#### [Requirements]
In every one of the rows below, swap "right-col-line" for "right-column-line" and give the rows back otherwise unchanged, without the pictures.
::::::::
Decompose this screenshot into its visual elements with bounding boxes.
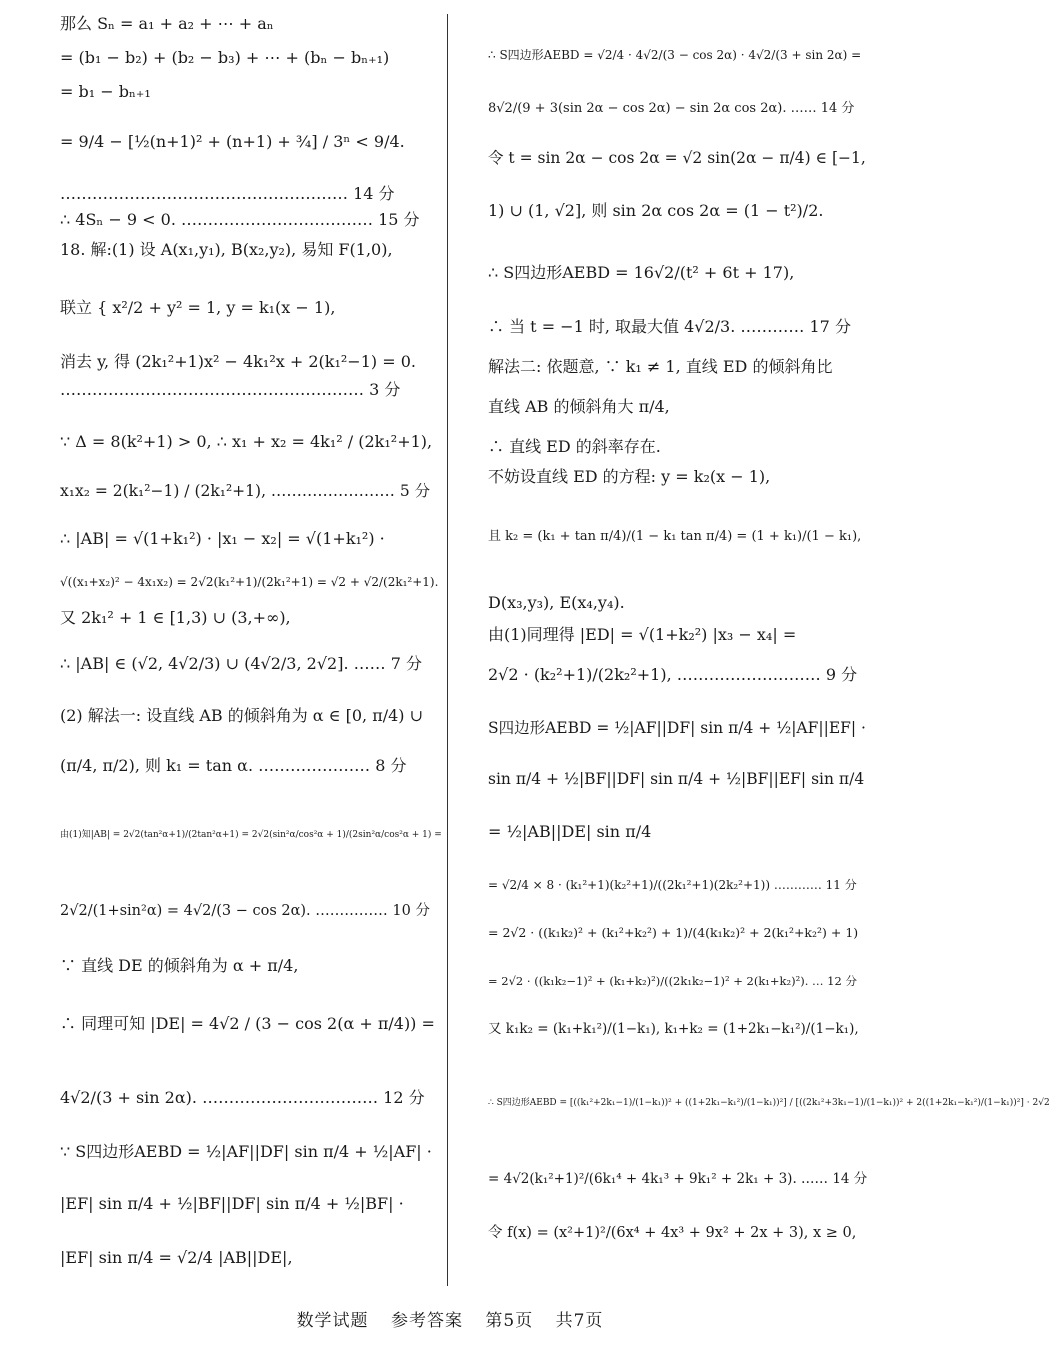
left-col-line: (2) 解法一: 设直线 AB 的倾斜角为 α ∈ [0, π/4) ∪ xyxy=(60,706,424,726)
left-col-line: |EF| sin π/4 + ½|BF||DF| sin π/4 + ½|BF| · xyxy=(60,1193,404,1213)
footer-label: 参考答案 xyxy=(390,1311,463,1331)
right-col-line: S四边形AEBD = ½|AF||DF| sin π/4 + ½|AF||EF| · xyxy=(488,718,866,737)
left-col-line: = 9/4 − [½(n+1)² + (n+1) + ¾] / 3ⁿ < 9/4. xyxy=(60,132,405,151)
left-col-line: 又 2k₁² + 1 ∈ [1,3) ∪ (3,+∞), xyxy=(60,608,291,628)
right-col-line: = √2/4 × 8 · (k₁²+1)(k₂²+1)/((2k₁²+1)(2k₂²+1)) ………… 11 分 xyxy=(488,877,857,892)
right-col-line: ∴ S四边形AEBD = √2/4 · 4√2/(3 − cos 2α) · 4√2/(3 + sin 2α) = xyxy=(488,48,862,62)
column-divider xyxy=(447,14,448,1286)
right-col-line: 8√2/(9 + 3(sin 2α − cos 2α) − sin 2α cos 2α). …… 14 分 xyxy=(488,101,855,116)
right-col-line: sin π/4 + ½|BF||DF| sin π/4 + ½|BF||EF| sin π/4 xyxy=(488,770,865,789)
right-col-line: ∴ S四边形AEBD = 16√2/(t² + 6t + 17), xyxy=(488,262,795,282)
footer-subject: 数学试题 xyxy=(296,1311,369,1331)
right-col-line: 又 k₁k₂ = (k₁+k₁²)/(1−k₁), k₁+k₂ = (1+2k₁−k₁²)/(1−k₁), xyxy=(488,1020,859,1037)
left-col-line: 消去 y, 得 (2k₁²+1)x² − 4k₁²x + 2(k₁²−1) = 0. xyxy=(60,352,416,371)
right-col-line: = ½|AB||DE| sin π/4 xyxy=(488,821,652,841)
left-col-line: ∵ Δ = 8(k²+1) > 0, ∴ x₁ + x₂ = 4k₁² / (2k₁²+1), xyxy=(60,432,433,451)
left-column xyxy=(60,14,440,1268)
right-col-line: 解法二: 依题意, ∵ k₁ ≠ 1, 直线 ED 的倾斜角比 xyxy=(488,356,833,376)
left-col-line: |EF| sin π/4 = √2/4 |AB||DE|, xyxy=(60,1247,293,1267)
left-col-line: ………………………………………………… 3 分 xyxy=(60,380,401,399)
left-col-line: √((x₁+x₂)² − 4x₁x₂) = 2√2(k₁²+1)/(2k₁²+1) = √2 + √2/(2k₁²+1). xyxy=(60,575,439,590)
left-col-line: ∴ 同理可知 |DE| = 4√2 / (3 − cos 2(α + π/4)) = xyxy=(60,1013,435,1033)
left-col-line: = b₁ − bₙ₊₁ xyxy=(60,82,151,101)
right-col-line: 不妨设直线 ED 的方程: y = k₂(x − 1), xyxy=(488,466,771,486)
right-col-line: ∴ S四边形AEBD = [((k₁²+2k₁−1)/(1−k₁))² + ((1+2k₁−k₁²)/(1−k₁))²] / [((2k₁²+3k₁−1)/(1−k₁))² + 2((1+2k₁−k₁²)/(1−k₁))²] · 2√2 xyxy=(488,1097,1050,1108)
right-col-line: = 4√2(k₁²+1)²/(6k₁⁴ + 4k₁³ + 9k₁² + 2k₁ + 3). …… 14 分 xyxy=(488,1170,868,1187)
right-col-line: 令 t = sin 2α − cos 2α = √2 sin(2α − π/4) ∈ [−1, xyxy=(488,149,866,168)
right-col-line: D(x₃,y₃), E(x₄,y₄). xyxy=(488,592,625,612)
left-col-line: = (b₁ − b₂) + (b₂ − b₃) + ⋯ + (bₙ − bₙ₊₁) xyxy=(60,48,390,67)
left-col-line: 那么 Sₙ = a₁ + a₂ + ⋯ + aₙ xyxy=(60,14,274,33)
page-footer xyxy=(0,1306,900,1331)
left-col-line: ∴ 4Sₙ − 9 < 0. ……………………………… 15 分 xyxy=(60,210,420,229)
left-col-line: ∴ |AB| = √(1+k₁²) · |x₁ − x₂| = √(1+k₁²) · xyxy=(60,529,385,549)
left-col-line: 由(1)知|AB| = 2√2(tan²α+1)/(2tan²α+1) = 2√2(sin²α/cos²α + 1)/(2sin²α/cos²α + 1) = xyxy=(60,830,442,841)
left-col-line: 2√2/(1+sin²α) = 4√2/(3 − cos 2α). …………… 10 分 xyxy=(60,902,430,919)
footer-total: 共7页 xyxy=(555,1311,604,1331)
right-col-line: 由(1)同理得 |ED| = √(1+k₂²) |x₃ − x₄| = xyxy=(488,624,797,644)
right-col-line: = 2√2 · ((k₁k₂)² + (k₁²+k₂²) + 1)/(4(k₁k₂)² + 2(k₁²+k₂²) + 1) xyxy=(488,924,859,940)
left-col-line: ∵ S四边形AEBD = ½|AF||DF| sin π/4 + ½|AF| · xyxy=(60,1141,432,1161)
left-col-line: (π/4, π/2), 则 k₁ = tan α. ………………… 8 分 xyxy=(60,756,407,776)
left-col-line: x₁x₂ = 2(k₁²−1) / (2k₁²+1), …………………… 5 分 xyxy=(60,482,431,500)
right-col-line: 1) ∪ (1, √2], 则 sin 2α cos 2α = (1 − t²)/2. xyxy=(488,200,824,220)
right-col-line: = 2√2 · ((k₁k₂−1)² + (k₁+k₂)²)/((2k₁k₂−1)² + 2(k₁+k₂)²). … 12 分 xyxy=(488,974,857,989)
footer-page: 第5页 xyxy=(485,1311,534,1331)
right-col-line: 2√2 · (k₂²+1)/(2k₂²+1), ……………………… 9 分 xyxy=(488,664,858,684)
right-col-line: ∴ 直线 ED 的斜率存在. xyxy=(488,436,661,456)
left-col-line: ∴ |AB| ∈ (√2, 4√2/3) ∪ (4√2/3, 2√2]. …… 7 分 xyxy=(60,654,422,674)
right-column xyxy=(488,14,1050,1242)
left-col-line: ……………………………………………… 14 分 xyxy=(60,184,395,203)
left-col-line: ∵ 直线 DE 的倾斜角为 α + π/4, xyxy=(60,955,299,975)
right-col-line: 且 k₂ = (k₁ + tan π/4)/(1 − k₁ tan π/4) = (1 + k₁)/(1 − k₁), xyxy=(488,528,862,544)
left-col-line: 4√2/(3 + sin 2α). …………………………… 12 分 xyxy=(60,1087,425,1107)
right-col-line: 直线 AB 的倾斜角大 π/4, xyxy=(488,396,670,416)
right-col-line: 令 f(x) = (x²+1)²/(6x⁴ + 4x³ + 9x² + 2x + 3), x ≥ 0, xyxy=(488,1224,857,1241)
left-col-line: 18. 解:(1) 设 A(x₁,y₁), B(x₂,y₂), 易知 F(1,0), xyxy=(60,240,393,259)
left-col-line: 联立 { x²/2 + y² = 1, y = k₁(x − 1), xyxy=(60,298,336,317)
right-col-line: ∴ 当 t = −1 时, 取最大值 4√2/3. ………… 17 分 xyxy=(488,316,851,336)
::::::::
#### [Correct response]
Decompose this screenshot into its visual elements with bounding boxes.
left-col-line: (2) 解法一: 设直线 AB 的倾斜角为 α ∈ [0, π/4) ∪ xyxy=(60,706,424,726)
left-col-line: |EF| sin π/4 + ½|BF||DF| sin π/4 + ½|BF| · xyxy=(60,1193,404,1213)
footer-label: 参考答案 xyxy=(390,1311,463,1331)
right-column-line: S四边形AEBD = ½|AF||DF| sin π/4 + ½|AF||EF| · xyxy=(488,718,866,737)
left-col-line: = 9/4 − [½(n+1)² + (n+1) + ¾] / 3ⁿ < 9/4. xyxy=(60,132,405,151)
left-col-line: 又 2k₁² + 1 ∈ [1,3) ∪ (3,+∞), xyxy=(60,608,291,628)
right-column-line: = √2/4 × 8 · (k₁²+1)(k₂²+1)/((2k₁²+1)(2k₂²+1)) ………… 11 分 xyxy=(488,877,857,892)
right-column-line: ∴ S四边形AEBD = √2/4 · 4√2/(3 − cos 2α) · 4√2/(3 + sin 2α) = xyxy=(488,48,862,62)
column-divider xyxy=(447,14,448,1286)
right-column-line: 8√2/(9 + 3(sin 2α − cos 2α) − sin 2α cos 2α). …… 14 分 xyxy=(488,101,855,116)
right-column-line: sin π/4 + ½|BF||DF| sin π/4 + ½|BF||EF| sin π/4 xyxy=(488,770,865,789)
right-column-line: ∴ S四边形AEBD = 16√2/(t² + 6t + 17), xyxy=(488,262,795,282)
footer-subject: 数学试题 xyxy=(296,1311,369,1331)
right-column-line: 又 k₁k₂ = (k₁+k₁²)/(1−k₁), k₁+k₂ = (1+2k₁−k₁²)/(1−k₁), xyxy=(488,1020,859,1037)
left-col-line: 消去 y, 得 (2k₁²+1)x² − 4k₁²x + 2(k₁²−1) = 0. xyxy=(60,352,416,371)
right-column-line: = ½|AB||DE| sin π/4 xyxy=(488,821,652,841)
left-col-line: ∵ Δ = 8(k²+1) > 0, ∴ x₁ + x₂ = 4k₁² / (2k₁²+1), xyxy=(60,432,433,451)
left-column xyxy=(60,14,440,1268)
right-column-line: 解法二: 依题意, ∵ k₁ ≠ 1, 直线 ED 的倾斜角比 xyxy=(488,356,833,376)
left-col-line: |EF| sin π/4 = √2/4 |AB||DE|, xyxy=(60,1247,293,1267)
left-col-line: ………………………………………………… 3 分 xyxy=(60,380,401,399)
left-col-line: √((x₁+x₂)² − 4x₁x₂) = 2√2(k₁²+1)/(2k₁²+1) = √2 + √2/(2k₁²+1). xyxy=(60,575,439,590)
left-col-line: ∴ 同理可知 |DE| = 4√2 / (3 − cos 2(α + π/4)) = xyxy=(60,1013,435,1033)
left-col-line: = b₁ − bₙ₊₁ xyxy=(60,82,151,101)
right-column-line: 不妨设直线 ED 的方程: y = k₂(x − 1), xyxy=(488,466,771,486)
right-column-line: ∴ S四边形AEBD = [((k₁²+2k₁−1)/(1−k₁))² + ((1+2k₁−k₁²)/(1−k₁))²] / [((2k₁²+3k₁−1)/(1−k₁))² + 2((1+2k₁−k₁²)/(1−k₁))²] · 2√2 xyxy=(488,1097,1050,1108)
right-column-line: = 4√2(k₁²+1)²/(6k₁⁴ + 4k₁³ + 9k₁² + 2k₁ + 3). …… 14 分 xyxy=(488,1170,868,1187)
right-column-line: 令 t = sin 2α − cos 2α = √2 sin(2α − π/4) ∈ [−1, xyxy=(488,149,866,168)
right-column-line: D(x₃,y₃), E(x₄,y₄). xyxy=(488,592,625,612)
left-col-line: = (b₁ − b₂) + (b₂ − b₃) + ⋯ + (bₙ − bₙ₊₁) xyxy=(60,48,390,67)
left-col-line: 那么 Sₙ = a₁ + a₂ + ⋯ + aₙ xyxy=(60,14,274,33)
page-footer xyxy=(0,1306,900,1331)
left-col-line: ∴ 4Sₙ − 9 < 0. ……………………………… 15 分 xyxy=(60,210,420,229)
left-col-line: ∴ |AB| = √(1+k₁²) · |x₁ − x₂| = √(1+k₁²) · xyxy=(60,529,385,549)
left-col-line: 由(1)知|AB| = 2√2(tan²α+1)/(2tan²α+1) = 2√2(sin²α/cos²α + 1)/(2sin²α/cos²α + 1) = xyxy=(60,830,442,841)
left-col-line: 2√2/(1+sin²α) = 4√2/(3 − cos 2α). …………… 10 分 xyxy=(60,902,430,919)
footer-total: 共7页 xyxy=(555,1311,604,1331)
right-column-line: 由(1)同理得 |ED| = √(1+k₂²) |x₃ − x₄| = xyxy=(488,624,797,644)
right-column-line: = 2√2 · ((k₁k₂)² + (k₁²+k₂²) + 1)/(4(k₁k₂)² + 2(k₁²+k₂²) + 1) xyxy=(488,924,859,940)
left-col-line: ∵ S四边形AEBD = ½|AF||DF| sin π/4 + ½|AF| · xyxy=(60,1141,432,1161)
left-col-line: (π/4, π/2), 则 k₁ = tan α. ………………… 8 分 xyxy=(60,756,407,776)
left-col-line: x₁x₂ = 2(k₁²−1) / (2k₁²+1), …………………… 5 分 xyxy=(60,482,431,500)
right-column-line: 1) ∪ (1, √2], 则 sin 2α cos 2α = (1 − t²)/2. xyxy=(488,200,824,220)
right-column-line: = 2√2 · ((k₁k₂−1)² + (k₁+k₂)²)/((2k₁k₂−1)² + 2(k₁+k₂)²). … 12 分 xyxy=(488,974,857,989)
footer-page: 第5页 xyxy=(485,1311,534,1331)
right-column-line: 2√2 · (k₂²+1)/(2k₂²+1), ……………………… 9 分 xyxy=(488,664,858,684)
right-column-line: ∴ 直线 ED 的斜率存在. xyxy=(488,436,661,456)
left-col-line: ∴ |AB| ∈ (√2, 4√2/3) ∪ (4√2/3, 2√2]. …… 7 分 xyxy=(60,654,422,674)
right-column xyxy=(488,14,1050,1242)
left-col-line: ……………………………………………… 14 分 xyxy=(60,184,395,203)
left-col-line: ∵ 直线 DE 的倾斜角为 α + π/4, xyxy=(60,955,299,975)
right-column-line: 且 k₂ = (k₁ + tan π/4)/(1 − k₁ tan π/4) = (1 + k₁)/(1 − k₁), xyxy=(488,528,862,544)
left-col-line: 4√2/(3 + sin 2α). …………………………… 12 分 xyxy=(60,1087,425,1107)
right-column-line: 直线 AB 的倾斜角大 π/4, xyxy=(488,396,670,416)
right-column-line: 令 f(x) = (x²+1)²/(6x⁴ + 4x³ + 9x² + 2x + 3), x ≥ 0, xyxy=(488,1224,857,1241)
left-col-line: 18. 解:(1) 设 A(x₁,y₁), B(x₂,y₂), 易知 F(1,0), xyxy=(60,240,393,259)
left-col-line: 联立 { x²/2 + y² = 1, y = k₁(x − 1), xyxy=(60,298,336,317)
right-column-line: ∴ 当 t = −1 时, 取最大值 4√2/3. ………… 17 分 xyxy=(488,316,851,336)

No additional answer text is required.